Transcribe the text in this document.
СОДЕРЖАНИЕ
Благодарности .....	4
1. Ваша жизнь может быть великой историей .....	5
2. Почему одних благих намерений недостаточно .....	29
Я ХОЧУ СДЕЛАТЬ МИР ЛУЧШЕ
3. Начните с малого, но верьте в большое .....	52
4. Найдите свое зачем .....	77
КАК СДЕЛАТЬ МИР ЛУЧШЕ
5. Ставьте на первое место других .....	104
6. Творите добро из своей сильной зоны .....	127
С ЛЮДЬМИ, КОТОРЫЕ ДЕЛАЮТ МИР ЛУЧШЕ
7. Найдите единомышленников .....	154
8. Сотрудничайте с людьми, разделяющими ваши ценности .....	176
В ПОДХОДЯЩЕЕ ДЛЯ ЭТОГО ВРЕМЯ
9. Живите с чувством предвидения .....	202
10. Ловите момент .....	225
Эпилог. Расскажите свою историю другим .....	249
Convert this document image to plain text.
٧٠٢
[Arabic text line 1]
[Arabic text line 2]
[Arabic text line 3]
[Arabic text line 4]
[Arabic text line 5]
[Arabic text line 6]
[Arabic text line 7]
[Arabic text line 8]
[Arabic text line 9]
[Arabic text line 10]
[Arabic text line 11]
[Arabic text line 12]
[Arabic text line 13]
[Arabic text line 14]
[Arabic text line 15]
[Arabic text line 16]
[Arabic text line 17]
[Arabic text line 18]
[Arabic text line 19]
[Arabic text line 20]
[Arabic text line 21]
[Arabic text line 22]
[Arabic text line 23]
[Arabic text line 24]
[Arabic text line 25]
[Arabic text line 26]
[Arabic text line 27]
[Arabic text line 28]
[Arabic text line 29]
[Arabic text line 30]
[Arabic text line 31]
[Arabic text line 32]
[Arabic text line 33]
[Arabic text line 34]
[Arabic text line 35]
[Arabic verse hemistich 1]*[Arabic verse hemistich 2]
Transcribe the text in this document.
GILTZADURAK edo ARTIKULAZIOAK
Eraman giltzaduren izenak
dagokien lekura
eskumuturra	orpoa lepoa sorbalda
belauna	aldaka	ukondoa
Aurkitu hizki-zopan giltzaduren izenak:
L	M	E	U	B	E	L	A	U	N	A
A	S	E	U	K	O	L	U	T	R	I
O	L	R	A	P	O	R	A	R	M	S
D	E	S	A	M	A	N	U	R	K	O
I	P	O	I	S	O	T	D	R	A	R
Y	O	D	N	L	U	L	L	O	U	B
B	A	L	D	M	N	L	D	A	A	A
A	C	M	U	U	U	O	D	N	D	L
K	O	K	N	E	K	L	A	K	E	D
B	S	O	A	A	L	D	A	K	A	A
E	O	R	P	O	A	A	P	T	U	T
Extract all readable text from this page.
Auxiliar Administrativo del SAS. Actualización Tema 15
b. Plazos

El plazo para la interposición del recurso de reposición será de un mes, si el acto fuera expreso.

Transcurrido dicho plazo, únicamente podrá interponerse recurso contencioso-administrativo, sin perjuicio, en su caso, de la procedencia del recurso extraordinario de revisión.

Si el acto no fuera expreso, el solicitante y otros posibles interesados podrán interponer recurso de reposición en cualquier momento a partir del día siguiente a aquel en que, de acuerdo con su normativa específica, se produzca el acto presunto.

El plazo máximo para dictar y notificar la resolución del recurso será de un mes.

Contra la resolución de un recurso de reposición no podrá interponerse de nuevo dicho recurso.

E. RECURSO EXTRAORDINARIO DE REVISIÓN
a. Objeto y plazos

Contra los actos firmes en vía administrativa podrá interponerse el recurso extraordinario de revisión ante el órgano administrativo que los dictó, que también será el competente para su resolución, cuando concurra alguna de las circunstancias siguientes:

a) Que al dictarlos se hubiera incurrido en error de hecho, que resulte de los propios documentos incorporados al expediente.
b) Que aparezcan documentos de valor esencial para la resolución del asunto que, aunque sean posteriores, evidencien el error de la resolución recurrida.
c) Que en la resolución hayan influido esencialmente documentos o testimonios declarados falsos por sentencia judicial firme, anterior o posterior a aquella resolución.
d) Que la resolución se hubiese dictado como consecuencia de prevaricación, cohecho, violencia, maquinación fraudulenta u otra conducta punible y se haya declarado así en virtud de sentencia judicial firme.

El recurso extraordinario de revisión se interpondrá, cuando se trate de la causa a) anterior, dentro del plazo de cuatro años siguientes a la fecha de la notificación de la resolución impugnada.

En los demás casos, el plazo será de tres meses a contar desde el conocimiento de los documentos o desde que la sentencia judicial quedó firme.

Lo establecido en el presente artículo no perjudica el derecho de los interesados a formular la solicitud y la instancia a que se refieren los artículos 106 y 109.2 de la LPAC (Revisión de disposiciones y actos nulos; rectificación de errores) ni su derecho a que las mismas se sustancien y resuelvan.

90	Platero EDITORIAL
========
TASK TO COMPLETE →
Using the exact wording, write out all of the records.

COMPLETE OUTPUT →
Transcribe the text in this document.
СОДЕРЖАНИЕ
Благодарности .....	4
1. Ваша жизнь может быть великой историей .....	5
2. Почему одних благих намерений недостаточно .....	29
Я ХОЧУ СДЕЛАТЬ МИР ЛУЧШЕ
3. Начните с малого, но верьте в большое .....	52
4. Найдите свое зачем .....	77
КАК СДЕЛАТЬ МИР ЛУЧШЕ
5. Ставьте на первое место других .....	104
6. Творите добро из своей сильной зоны .....	127
С ЛЮДЬМИ, КОТОРЫЕ ДЕЛАЮТ МИР ЛУЧШЕ
7. Найдите единомышленников .....	154
8. Сотрудничайте с людьми, разделяющими ваши ценности .....	176
В ПОДХОДЯЩЕЕ ДЛЯ ЭТОГО ВРЕМЯ
9. Живите с чувством предвидения .....	202
10. Ловите момент .....	225
Эпилог. Расскажите свою историю другим .....	249
Convert this document image to plain text.
٧٠٢
[Arabic text line 1]
[Arabic text line 2]
[Arabic text line 3]
[Arabic text line 4]
[Arabic text line 5]
[Arabic text line 6]
[Arabic text line 7]
[Arabic text line 8]
[Arabic text line 9]
[Arabic text line 10]
[Arabic text line 11]
[Arabic text line 12]
[Arabic text line 13]
[Arabic text line 14]
[Arabic text line 15]
[Arabic text line 16]
[Arabic text line 17]
[Arabic text line 18]
[Arabic text line 19]
[Arabic text line 20]
[Arabic text line 21]
[Arabic text line 22]
[Arabic text line 23]
[Arabic text line 24]
[Arabic text line 25]
[Arabic text line 26]
[Arabic text line 27]
[Arabic text line 28]
[Arabic text line 29]
[Arabic text line 30]
[Arabic text line 31]
[Arabic text line 32]
[Arabic text line 33]
[Arabic text line 34]
[Arabic text line 35]
[Arabic verse hemistich 1]*[Arabic verse hemistich 2]
Transcribe the text in this document.
GILTZADURAK edo ARTIKULAZIOAK
Eraman giltzaduren izenak
dagokien lekura
eskumuturra	orpoa lepoa sorbalda
belauna	aldaka	ukondoa
Aurkitu hizki-zopan giltzaduren izenak:
L	M	E	U	B	E	L	A	U	N	A
A	S	E	U	K	O	L	U	T	R	I
O	L	R	A	P	O	R	A	R	M	S
D	E	S	A	M	A	N	U	R	K	O
I	P	O	I	S	O	T	D	R	A	R
Y	O	D	N	L	U	L	L	O	U	B
B	A	L	D	M	N	L	D	A	A	A
A	C	M	U	U	U	O	D	N	D	L
K	O	K	N	E	K	L	A	K	E	D
B	S	O	A	A	L	D	A	K	A	A
E	O	R	P	O	A	A	P	T	U	T
Extract all readable text from this page.
Auxiliar Administrativo del SAS. Actualización Tema 15
b. Plazos

El plazo para la interposición del recurso de reposición será de un mes, si el acto fuera expreso.

Transcurrido dicho plazo, únicamente podrá interponerse recurso contencioso-administrativo, sin perjuicio, en su caso, de la procedencia del recurso extraordinario de revisión.

Si el acto no fuera expreso, el solicitante y otros posibles interesados podrán interponer recurso de reposición en cualquier momento a partir del día siguiente a aquel en que, de acuerdo con su normativa específica, se produzca el acto presunto.

El plazo máximo para dictar y notificar la resolución del recurso será de un mes.

Contra la resolución de un recurso de reposición no podrá interponerse de nuevo dicho recurso.

E. RECURSO EXTRAORDINARIO DE REVISIÓN
a. Objeto y plazos

Contra los actos firmes en vía administrativa podrá interponerse el recurso extraordinario de revisión ante el órgano administrativo que los dictó, que también será el competente para su resolución, cuando concurra alguna de las circunstancias siguientes:

a) Que al dictarlos se hubiera incurrido en error de hecho, que resulte de los propios documentos incorporados al expediente.
b) Que aparezcan documentos de valor esencial para la resolución del asunto que, aunque sean posteriores, evidencien el error de la resolución recurrida.
c) Que en la resolución hayan influido esencialmente documentos o testimonios declarados falsos por sentencia judicial firme, anterior o posterior a aquella resolución.
d) Que la resolución se hubiese dictado como consecuencia de prevaricación, cohecho, violencia, maquinación fraudulenta u otra conducta punible y se haya declarado así en virtud de sentencia judicial firme.

El recurso extraordinario de revisión se interpondrá, cuando se trate de la causa a) anterior, dentro del plazo de cuatro años siguientes a la fecha de la notificación de la resolución impugnada.

En los demás casos, el plazo será de tres meses a contar desde el conocimiento de los documentos o desde que la sentencia judicial quedó firme.

Lo establecido en el presente artículo no perjudica el derecho de los interesados a formular la solicitud y la instancia a que se refieren los artículos 106 y 109.2 de la LPAC (Revisión de disposiciones y actos nulos; rectificación de errores) ni su derecho a que las mismas se sustancien y resuelvan.

90	Platero EDITORIAL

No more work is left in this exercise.